:: Provided text ::
%%

# a question about the maxima suspension



## Guest (Oct 2, 2002)

I'm pretty much a newb in terms of cars and modding...actually..I'm an idiot..I know basically nothing...with that in mind...my question is...

does the SE and the GLE of the 2003 maxima have the same suspension other than the struts and springs?


----------



## Evolution-Autodesign (Dec 9, 2002)

Yes, the suspension is the same. The usual beam in the rear and struts in front.



Dirtylicious said:


> *I'm pretty much a newb in terms of cars and modding...actually..I'm an idiot..I know basically nothing...with that in mind...my question is...
> 
> does the SE and the GLE of the 2003 maxima have the same suspension other than the struts and springs? *


----------



## Guest (Dec 20, 2002)

*thanks*

thanks...much appreciated


----------



## Guest (Jan 9, 2003)

Does anyone know whether the suspension parts for a maxima 2k2+ will fit on the same year Infiniti I35's.

Marcus


----------



## Evolution-Autodesign (Dec 9, 2002)

Yes, it will fit. Same suspension.


----------



## Guest (Jan 9, 2003)

I appreciate the help. Now I can get parts for the maxima cause I know that's gotta be cheaper than ever putting down infiniti. Anyway how stiff is the suspension on the 2k2 or 3 maxima. 
Is there a sport version as an option on the maxima 2k2 as my suspension is to soft. 

Marcus


----------

%%

:: Dataset extract ::
%%

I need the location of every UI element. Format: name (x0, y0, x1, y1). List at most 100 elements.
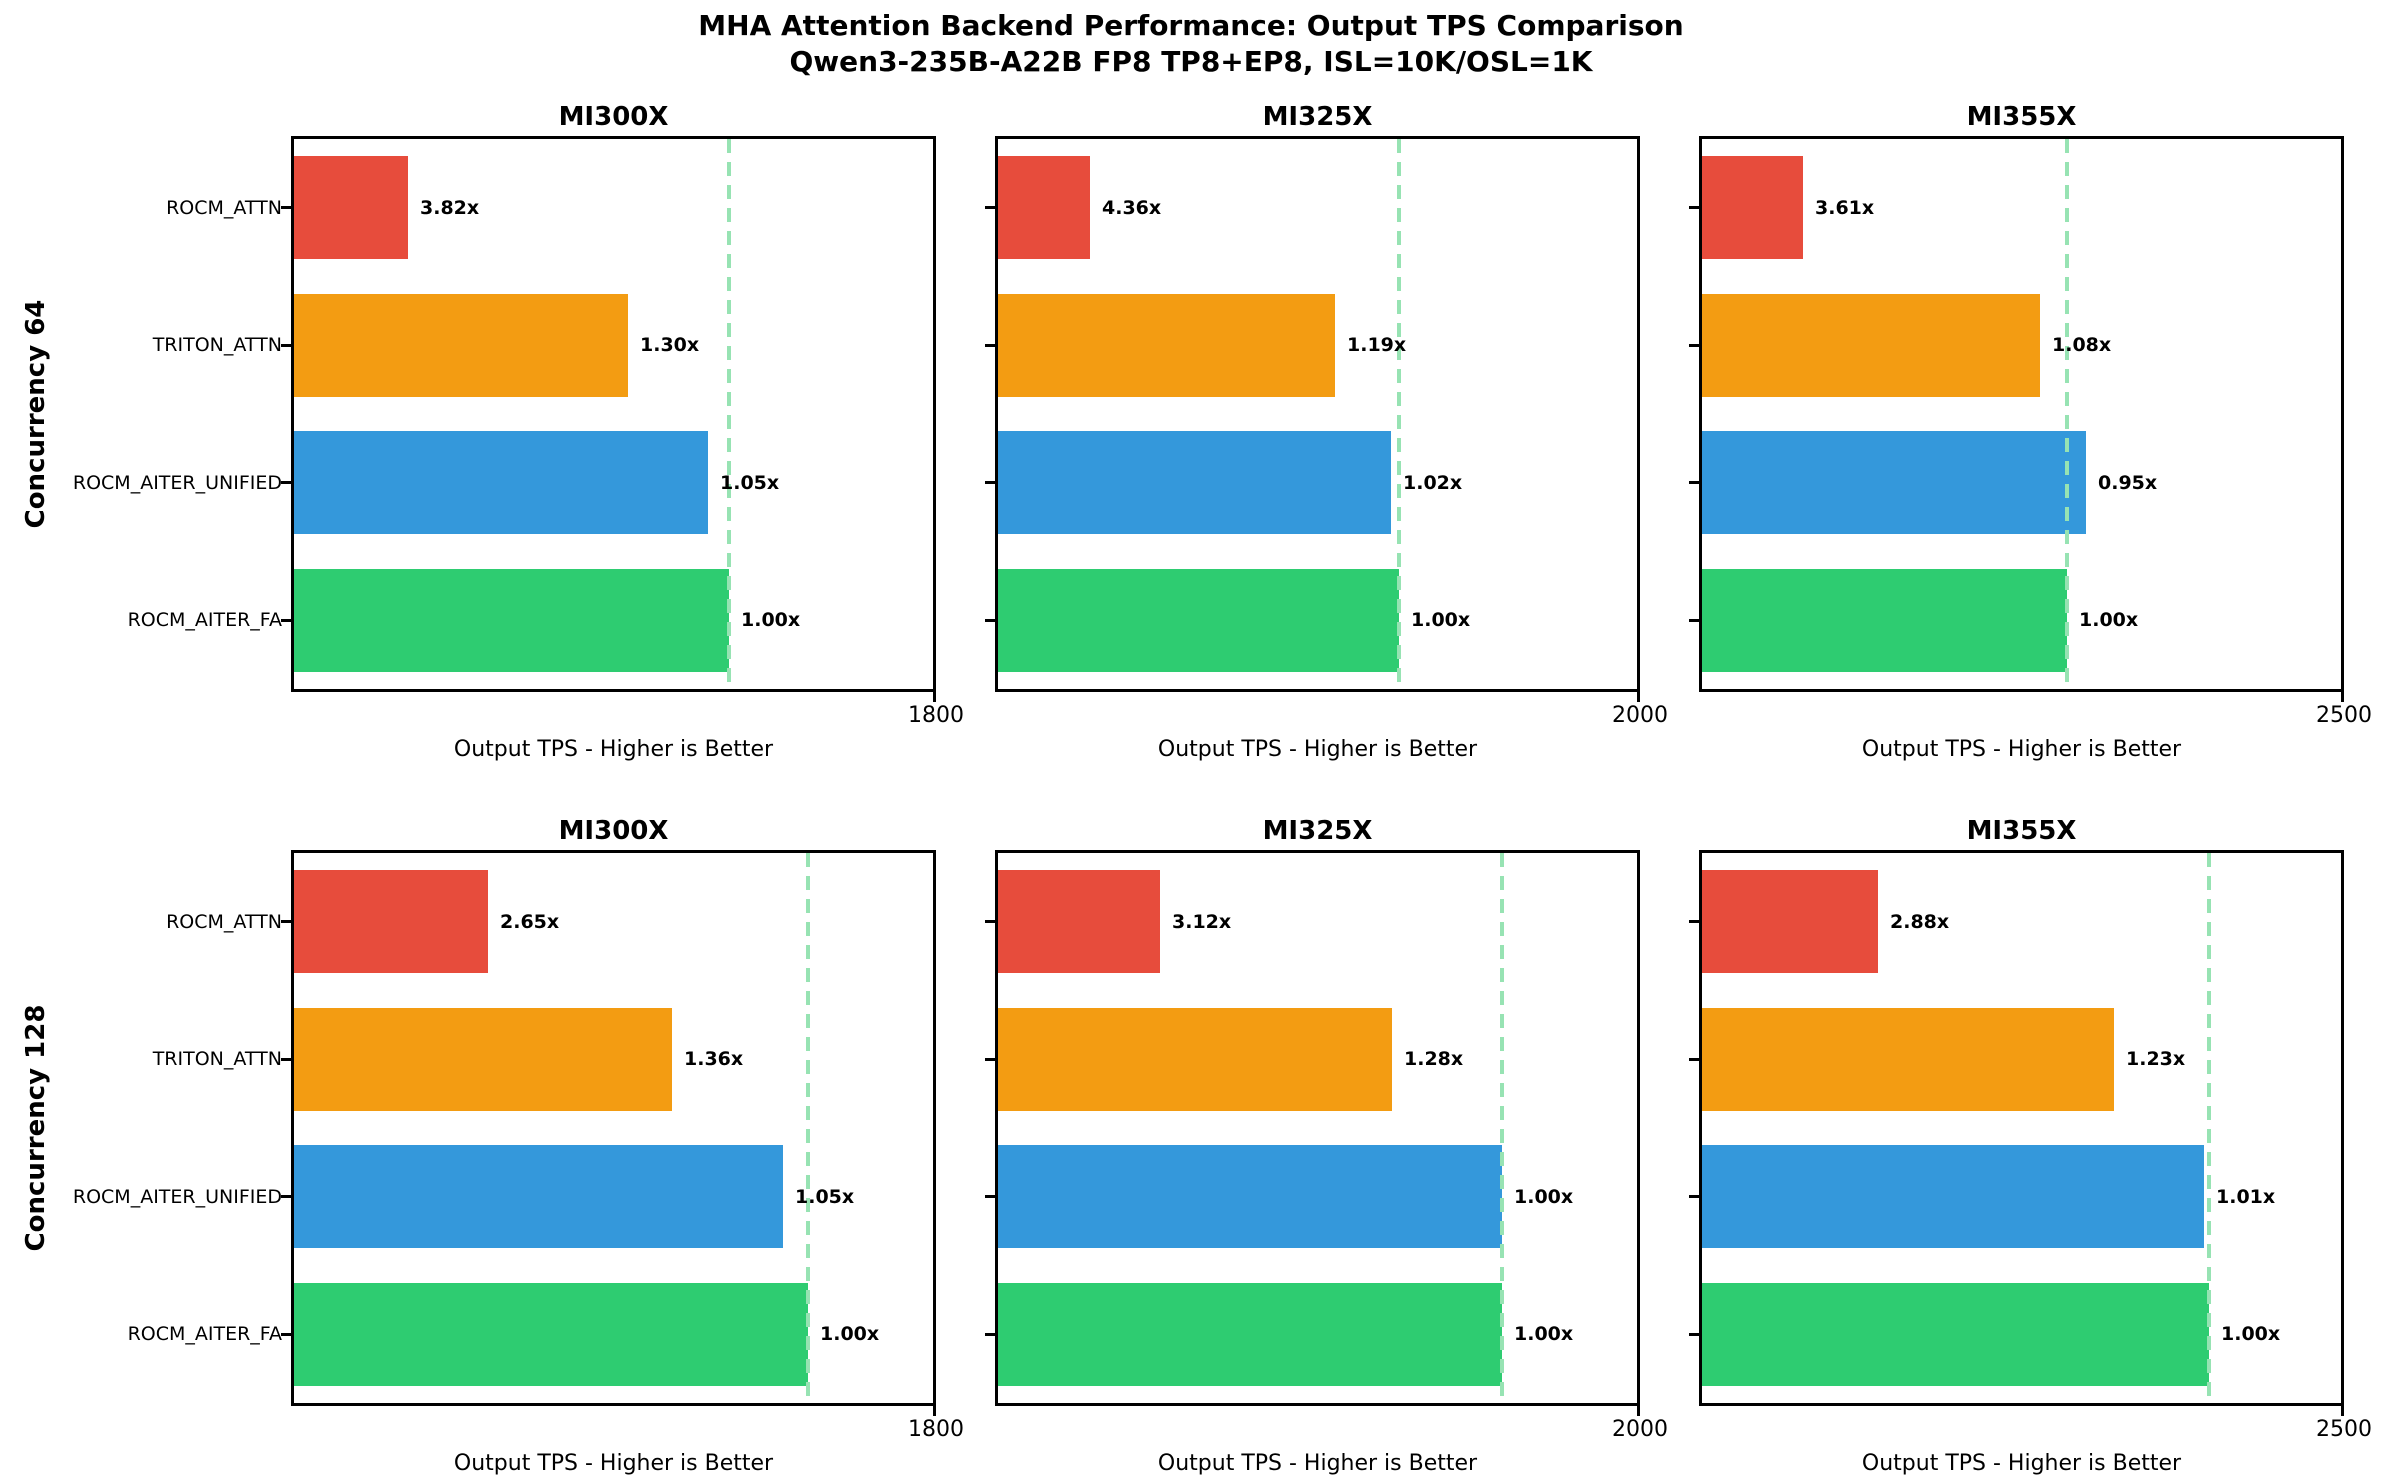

%%

:: Directive ::
Answer these from the Maxima suspension thread:
(a) According to Evolution-Autodesign, what suspension do these cars use in the rear and in the front?
(b) Which Infiniti model did Marcus ask about fitting Maxima suspension parts to?
(c) On what date was the opening question about the SE and GLE posted?
The data above are separate from the Maxima suspension thread.

:: Solution to the problem ::
(a) A beam in the rear and struts in front.
(b) The Infiniti I35.
(c) Oct 2, 2002.